### Task inputs
----

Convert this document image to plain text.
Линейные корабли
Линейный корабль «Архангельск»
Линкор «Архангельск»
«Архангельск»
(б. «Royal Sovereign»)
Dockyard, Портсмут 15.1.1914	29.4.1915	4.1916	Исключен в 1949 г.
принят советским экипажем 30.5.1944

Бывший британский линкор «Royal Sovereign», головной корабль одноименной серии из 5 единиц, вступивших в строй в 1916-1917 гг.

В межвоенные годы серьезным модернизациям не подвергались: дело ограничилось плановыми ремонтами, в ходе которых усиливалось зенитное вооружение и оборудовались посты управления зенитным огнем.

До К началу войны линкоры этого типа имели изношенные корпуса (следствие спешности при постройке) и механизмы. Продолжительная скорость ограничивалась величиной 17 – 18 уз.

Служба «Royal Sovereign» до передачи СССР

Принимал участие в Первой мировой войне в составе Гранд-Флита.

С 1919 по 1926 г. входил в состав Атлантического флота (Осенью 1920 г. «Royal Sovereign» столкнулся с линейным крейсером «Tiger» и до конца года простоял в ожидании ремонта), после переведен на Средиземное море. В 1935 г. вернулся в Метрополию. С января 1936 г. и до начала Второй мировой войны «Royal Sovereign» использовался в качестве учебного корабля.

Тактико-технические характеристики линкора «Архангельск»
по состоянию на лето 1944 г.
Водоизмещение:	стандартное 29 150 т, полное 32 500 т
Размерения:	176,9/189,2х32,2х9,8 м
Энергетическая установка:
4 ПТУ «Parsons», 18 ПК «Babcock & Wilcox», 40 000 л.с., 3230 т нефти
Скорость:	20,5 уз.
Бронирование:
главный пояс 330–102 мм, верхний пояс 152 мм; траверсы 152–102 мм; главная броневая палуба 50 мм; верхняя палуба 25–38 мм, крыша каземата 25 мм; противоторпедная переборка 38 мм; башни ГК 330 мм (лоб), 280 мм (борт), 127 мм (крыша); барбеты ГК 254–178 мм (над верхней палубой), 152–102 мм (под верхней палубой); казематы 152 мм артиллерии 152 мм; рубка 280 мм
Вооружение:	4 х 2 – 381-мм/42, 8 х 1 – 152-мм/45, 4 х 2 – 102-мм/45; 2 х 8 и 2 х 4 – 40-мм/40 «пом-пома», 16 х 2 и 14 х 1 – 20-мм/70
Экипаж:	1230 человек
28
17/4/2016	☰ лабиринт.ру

----

### Task to complete
From the records above, extract each line exactly as shown.

### Response to this task
Convert this document image to plain text.
Линейные корабли
Линейный корабль «Архангельск»
Линкор «Архангельск»
«Архангельск»
(б. «Royal Sovereign»)
Dockyard, Портсмут 15.1.1914	29.4.1915	4.1916	Исключен в 1949 г.
принят советским экипажем 30.5.1944

Бывший британский линкор «Royal Sovereign», головной корабль одноименной серии из 5 единиц, вступивших в строй в 1916-1917 гг.

В межвоенные годы серьезным модернизациям не подвергались: дело ограничилось плановыми ремонтами, в ходе которых усиливалось зенитное вооружение и оборудовались посты управления зенитным огнем.

До К началу войны линкоры этого типа имели изношенные корпуса (следствие спешности при постройке) и механизмы. Продолжительная скорость ограничивалась величиной 17 – 18 уз.

Служба «Royal Sovereign» до передачи СССР

Принимал участие в Первой мировой войне в составе Гранд-Флита.

С 1919 по 1926 г. входил в состав Атлантического флота (Осенью 1920 г. «Royal Sovereign» столкнулся с линейным крейсером «Tiger» и до конца года простоял в ожидании ремонта), после переведен на Средиземное море. В 1935 г. вернулся в Метрополию. С января 1936 г. и до начала Второй мировой войны «Royal Sovereign» использовался в качестве учебного корабля.

Тактико-технические характеристики линкора «Архангельск»
по состоянию на лето 1944 г.
Водоизмещение:	стандартное 29 150 т, полное 32 500 т
Размерения:	176,9/189,2х32,2х9,8 м
Энергетическая установка:
4 ПТУ «Parsons», 18 ПК «Babcock & Wilcox», 40 000 л.с., 3230 т нефти
Скорость:	20,5 уз.
Бронирование:
главный пояс 330–102 мм, верхний пояс 152 мм; траверсы 152–102 мм; главная броневая палуба 50 мм; верхняя палуба 25–38 мм, крыша каземата 25 мм; противоторпедная переборка 38 мм; башни ГК 330 мм (лоб), 280 мм (борт), 127 мм (крыша); барбеты ГК 254–178 мм (над верхней палубой), 152–102 мм (под верхней палубой); казематы 152 мм артиллерии 152 мм; рубка 280 мм
Вооружение:	4 х 2 – 381-мм/42, 8 х 1 – 152-мм/45, 4 х 2 – 102-мм/45; 2 х 8 и 2 х 4 – 40-мм/40 «пом-пома», 16 х 2 и 14 х 1 – 20-мм/70
Экипаж:	1230 человек
28
17/4/2016	☰ лабиринт.ру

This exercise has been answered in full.